**** Information shown ****

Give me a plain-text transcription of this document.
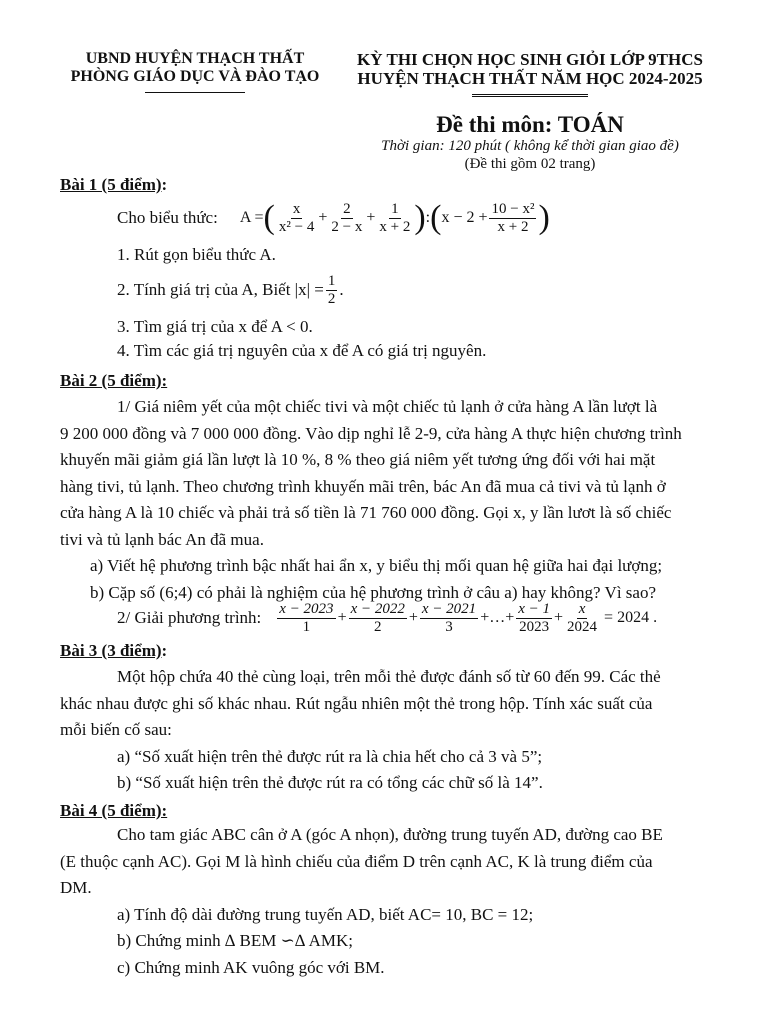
UBND HUYỆN THẠCH THẤT
PHÒNG GIÁO DỤC VÀ ĐÀO TẠO
KỲ THI CHỌN HỌC SINH GIỎI LỚP 9THCS
HUYỆN THẠCH THẤT NĂM HỌC 2024-2025
Đề thi môn: TOÁN
Thời gian: 120 phút ( không kể thời gian giao đề)
(Đề thi gồm 02 trang)
Bài 1 (5 điểm):
Cho biểu thức: A = ( $\frac{x}{\text{x² − 4}} + \frac{2}{2 - x} + \frac{1}{x + 2}$ ) : ( $x - 2 + \frac{\text{10 − x²}}{x + 2}$ )
1. Rút gọn biểu thức A.
2. Tính giá trị của A, Biết $|x| = \frac{1}{2}$ .
3. Tìm giá trị của x để A < 0.
4. Tìm các giá trị nguyên của x để A có giá trị nguyên.
Bài 2 (5 điểm):
1/ Giá niêm yết của một chiếc tivi và một chiếc tủ lạnh ở cửa hàng A lần lượt là
9 200 000 đồng và 7 000 000 đồng. Vào dịp nghỉ lễ 2-9, cửa hàng A thực hiện chương trình
khuyến mãi giảm giá lần lượt là 10 %, 8 % theo giá niêm yết tương ứng đối với hai mặt
hàng tivi, tủ lạnh. Theo chương trình khuyến mãi trên, bác An đã mua cả tivi và tủ lạnh ở
cửa hàng A là 10 chiếc và phải trả số tiền là 71 760 000 đồng. Gọi x, y lần lươt là số chiếc
tivi và tủ lạnh bác An đã mua.
a) Viết hệ phương trình bậc nhất hai ẩn x, y biểu thị mối quan hệ giữa hai đại lượng;
b) Cặp số (6;4) có phải là nghiệm của hệ phương trình ở câu a) hay không? Vì sao?
2/ Giải phương trình: $\frac{x - 2023}{1} + \frac{x - 2022}{2} + \frac{x - 2021}{3}$ +…+ $\frac{x - 1}{2023} + \frac{x}{2024} = 2024$ .
Bài 3 (3 điểm):
Một hộp chứa 40 thẻ cùng loại, trên mỗi thẻ được đánh số từ 60 đến 99. Các thẻ
khác nhau được ghi số khác nhau. Rút ngẫu nhiên một thẻ trong hộp. Tính xác suất của
mỗi biến cố sau:
a) “Số xuất hiện trên thẻ được rút ra là chia hết cho cả 3 và 5”;
b) “Số xuất hiện trên thẻ được rút ra có tổng các chữ số là 14”.
Bài 4 (5 điểm):
Cho tam giác ABC cân ở A (góc A nhọn), đường trung tuyến AD, đường cao BE
(E thuộc cạnh AC). Gọi M là hình chiếu của điểm D trên cạnh AC, K là trung điểm của
DM.
a) Tính độ dài đường trung tuyến AD, biết AC= 10, BC = 12;
b) Chứng minh ∆ BEM ∽∆ AMK;
c) Chứng minh AK vuông góc với BM.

****

_Task prompt:_ A single figure is required: the number of lines above in which the word "hàng" occurs.

_The output:_ 4